WHAT THE TASK ASKS: Look over the lines below. Report each one that includes the string "description".

DATA ENTRIES:
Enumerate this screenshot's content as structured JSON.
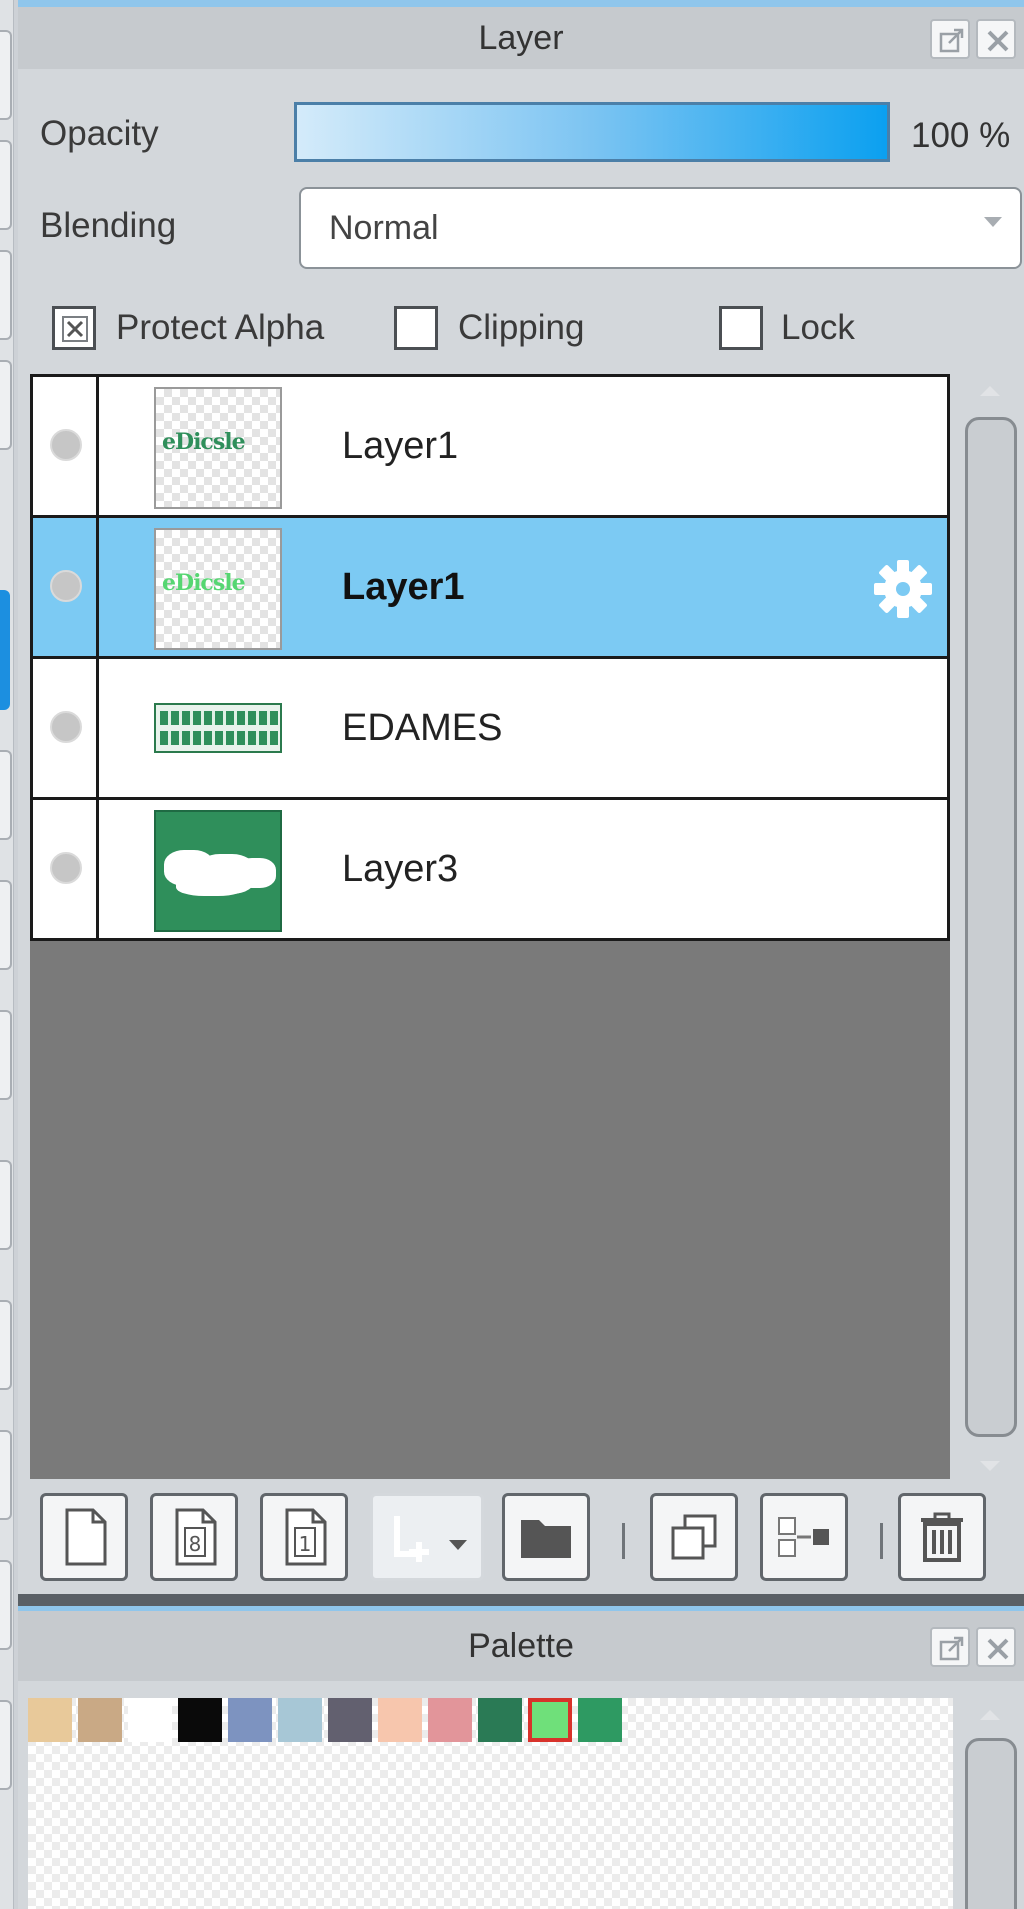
{
  "layer_panel": {
    "title": "Layer",
    "opacity_label": "Opacity",
    "opacity_value": "100 %",
    "opacity_fraction": 1.0,
    "blending_label": "Blending",
    "blending_value": "Normal",
    "protect_alpha": {
      "label": "Protect Alpha",
      "checked": true
    },
    "clipping": {
      "label": "Clipping",
      "checked": false
    },
    "lock": {
      "label": "Lock",
      "checked": false
    },
    "layers": [
      {
        "name": "Layer1",
        "thumb": "text-dark",
        "selected": false
      },
      {
        "name": "Layer1",
        "thumb": "text-light",
        "selected": true
      },
      {
        "name": "EDAMES",
        "thumb": "banner",
        "selected": false
      },
      {
        "name": "Layer3",
        "thumb": "green-blob",
        "selected": false
      }
    ],
    "selected_row_color": "#7ccaf3",
    "toolbar": [
      {
        "icon": "new-layer-icon"
      },
      {
        "icon": "new-8bit-layer-icon"
      },
      {
        "icon": "new-1bit-layer-icon"
      },
      {
        "icon": "add-layer-dropdown-icon",
        "disabled": true
      },
      {
        "icon": "folder-icon"
      },
      {
        "icon": "duplicate-layer-icon"
      },
      {
        "icon": "merge-down-icon"
      },
      {
        "icon": "trash-icon"
      }
    ]
  },
  "palette_panel": {
    "title": "Palette",
    "swatches": [
      "#e8c99a",
      "#c9a985",
      "#ffffff",
      "#0a0a0a",
      "#7d93c0",
      "#a7c7d6",
      "#62606f",
      "#f7c6ad",
      "#e2959a",
      "#2a7a55",
      "#6fe07a",
      "#2e9a62"
    ],
    "selected_swatch_index": 10,
    "selected_swatch_border": "#d8322b"
  },
  "colors": {
    "accent": "#1c8fe0",
    "panel_bg": "#d3d7db",
    "list_bg": "#7a7a7a"
  }
}
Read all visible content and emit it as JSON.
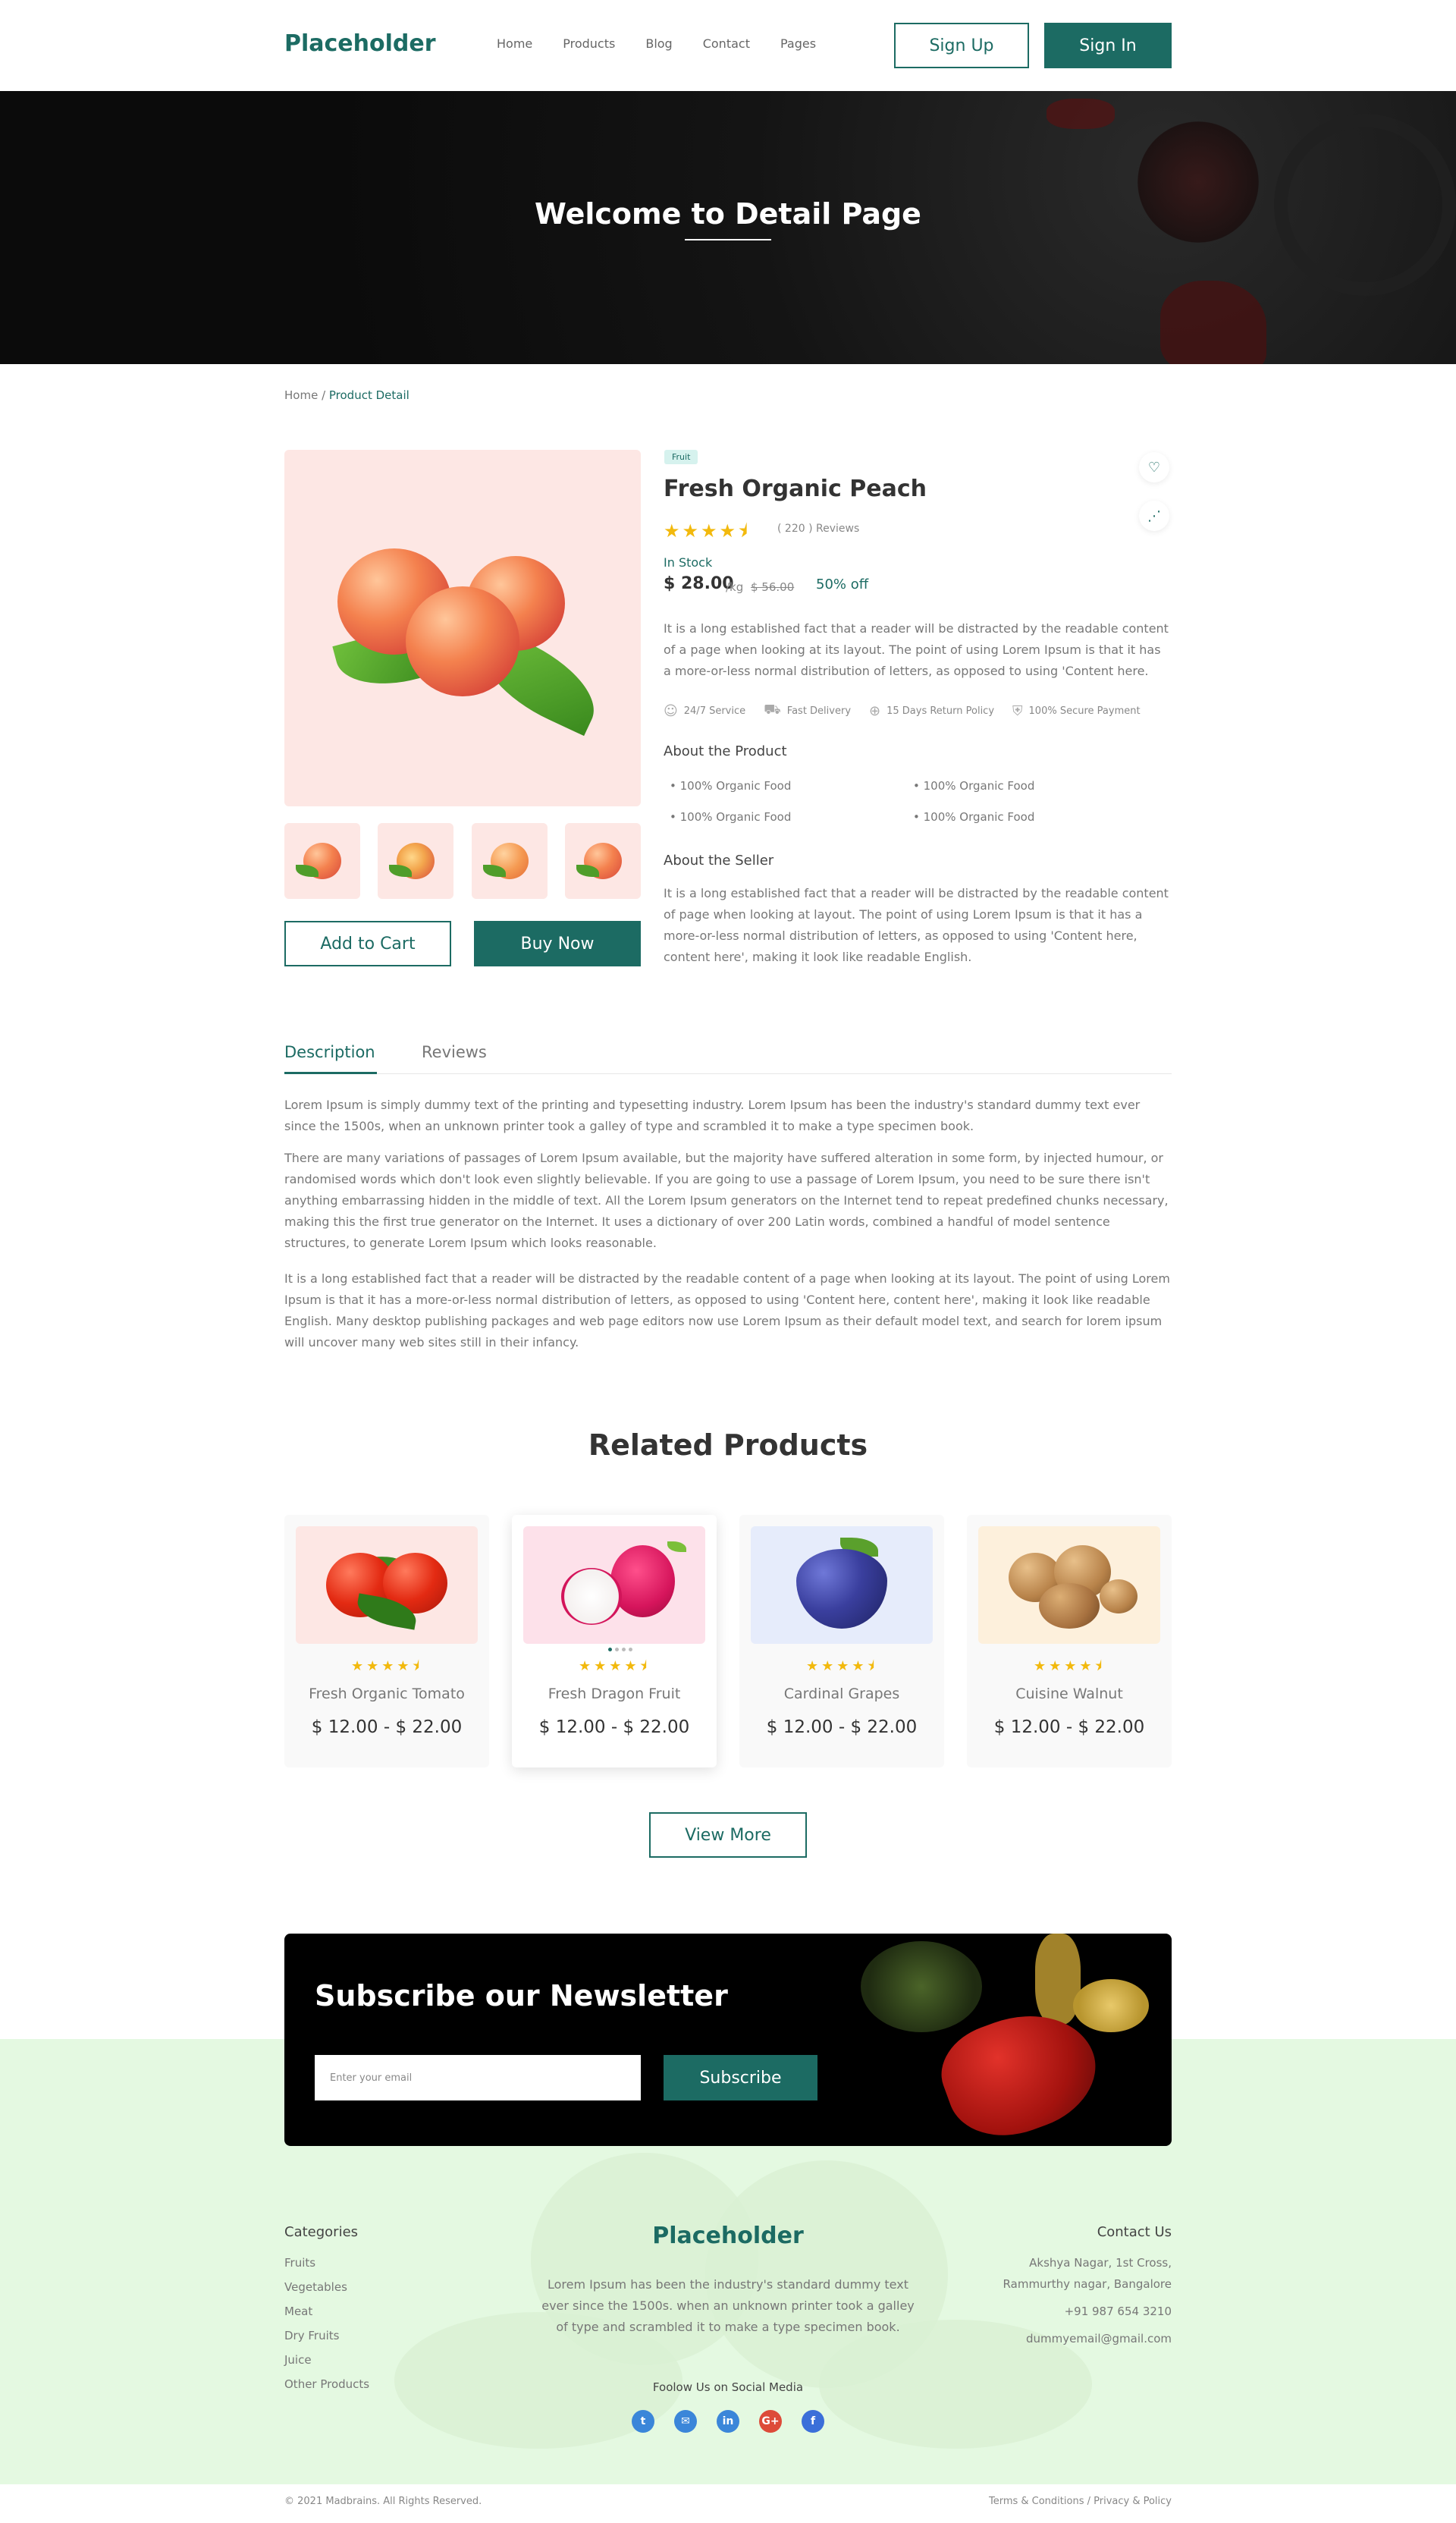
{
  "header": {
    "logo": "Placeholder",
    "nav": [
      "Home",
      "Products",
      "Blog",
      "Contact",
      "Pages"
    ],
    "signup": "Sign Up",
    "signin": "Sign In"
  },
  "hero": {
    "title": "Welcome to Detail Page"
  },
  "breadcrumb": {
    "home": "Home",
    "sep": " / ",
    "current": "Product Detail"
  },
  "product": {
    "tag": "Fruit",
    "name": "Fresh Organic Peach",
    "rating": 4.5,
    "stars": "★★★★⯨",
    "reviews": "( 220 ) Reviews",
    "stock": "In Stock",
    "price": "$ 28.00",
    "unit": "/kg",
    "old_price": "$ 56.00",
    "discount": "50% off",
    "description": "It is a long established fact that a reader will be distracted by the readable content of a page when looking at its layout. The point of using Lorem Ipsum is that it has a more-or-less normal distribution of letters, as opposed to using 'Content here.",
    "features": [
      "24/7 Service",
      "Fast Delivery",
      "15 Days Return Policy",
      "100% Secure Payment"
    ],
    "about_product_title": "About the Product",
    "about_product_items": [
      "100% Organic Food",
      "100% Organic Food",
      "100% Organic Food",
      "100% Organic Food"
    ],
    "about_seller_title": "About the Seller",
    "about_seller_text": "It is a long established fact that a reader will be distracted by the readable content of page when looking at layout. The point of using Lorem Ipsum is that it has a more-or-less normal distribution of letters, as opposed to using 'Content here, content here', making it look like readable English.",
    "add_to_cart": "Add to Cart",
    "buy_now": "Buy Now"
  },
  "tabs": {
    "description": "Description",
    "reviews": "Reviews",
    "paragraphs": [
      "Lorem Ipsum is simply dummy text of the printing and typesetting industry. Lorem Ipsum has been the industry's standard dummy text ever since the 1500s, when an unknown printer took a galley of type and scrambled it to make a type specimen book.",
      "There are many variations of passages of Lorem Ipsum available, but the majority have suffered alteration in some form, by injected humour, or randomised words which don't look even slightly believable. If you are going to use a passage of Lorem Ipsum, you need to be sure there isn't anything embarrassing hidden in the middle of text. All the Lorem Ipsum generators on the Internet tend to repeat predefined chunks necessary, making this the first true generator on the Internet. It uses a dictionary of over 200 Latin words, combined a handful of model sentence structures, to generate Lorem Ipsum which looks reasonable.",
      "It is a long established fact that a reader will be distracted by the readable content of a page when looking at its layout. The point of using Lorem Ipsum is that it has a more-or-less normal distribution of letters, as opposed to using 'Content here, content here', making it look like readable English. Many desktop publishing packages and web page editors now use Lorem Ipsum as their default model text, and search for lorem ipsum will uncover many web sites still in their infancy."
    ]
  },
  "related": {
    "title": "Related Products",
    "items": [
      {
        "name": "Fresh Organic Tomato",
        "price": "$ 12.00 - $ 22.00",
        "stars": "★★★★⯨",
        "bg": "#fde7e4"
      },
      {
        "name": "Fresh Dragon Fruit",
        "price": "$ 12.00 - $ 22.00",
        "stars": "★★★★⯨",
        "bg": "#fde1ea"
      },
      {
        "name": "Cardinal Grapes",
        "price": "$ 12.00 - $ 22.00",
        "stars": "★★★★⯨",
        "bg": "#e6ecfb"
      },
      {
        "name": "Cuisine Walnut",
        "price": "$ 12.00 - $ 22.00",
        "stars": "★★★★⯨",
        "bg": "#fdf0dc"
      }
    ],
    "view_more": "View More"
  },
  "newsletter": {
    "title": "Subscribe our Newsletter",
    "placeholder": "Enter your email",
    "button": "Subscribe"
  },
  "footer": {
    "categories_title": "Categories",
    "categories": [
      "Fruits",
      "Vegetables",
      "Meat",
      "Dry Fruits",
      "Juice",
      "Other Products"
    ],
    "logo": "Placeholder",
    "description": "Lorem Ipsum has been the industry's standard dummy text ever since the 1500s. when an unknown printer took a galley of type and scrambled it to make a type specimen book.",
    "social_title": "Foolow Us on Social Media",
    "contact_title": "Contact Us",
    "address1": "Akshya Nagar, 1st Cross,",
    "address2": "Rammurthy nagar, Bangalore",
    "phone": "+91 987 654 3210",
    "email": "dummyemail@gmail.com",
    "copyright": "© 2021 Madbrains. All Rights Reserved.",
    "terms": "Terms & Conditions",
    "legal_sep": " / ",
    "privacy": "Privacy & Policy"
  },
  "colors": {
    "brand": "#1c6b63",
    "star": "#f2b90d",
    "footer_bg": "#e4f9e1"
  },
  "icons": [
    "heart-icon",
    "share-icon",
    "service-icon",
    "delivery-icon",
    "return-icon",
    "payment-icon",
    "twitter-icon",
    "mail-icon",
    "linkedin-icon",
    "google-plus-icon",
    "facebook-icon"
  ]
}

OUTPUT OF THE EXERCISE:
    "description": "It is a long established fact that a reader will be distracted by the readable content of a page when looking at its layout. The point of using Lorem Ipsum is that it has a more-or-less normal distribution of letters, as opposed to using 'Content here.",
    "description": "Description",
    "description": "Lorem Ipsum has been the industry's standard dummy text ever since the 1500s. when an unknown printer took a galley of type and scrambled it to make a type specimen book.",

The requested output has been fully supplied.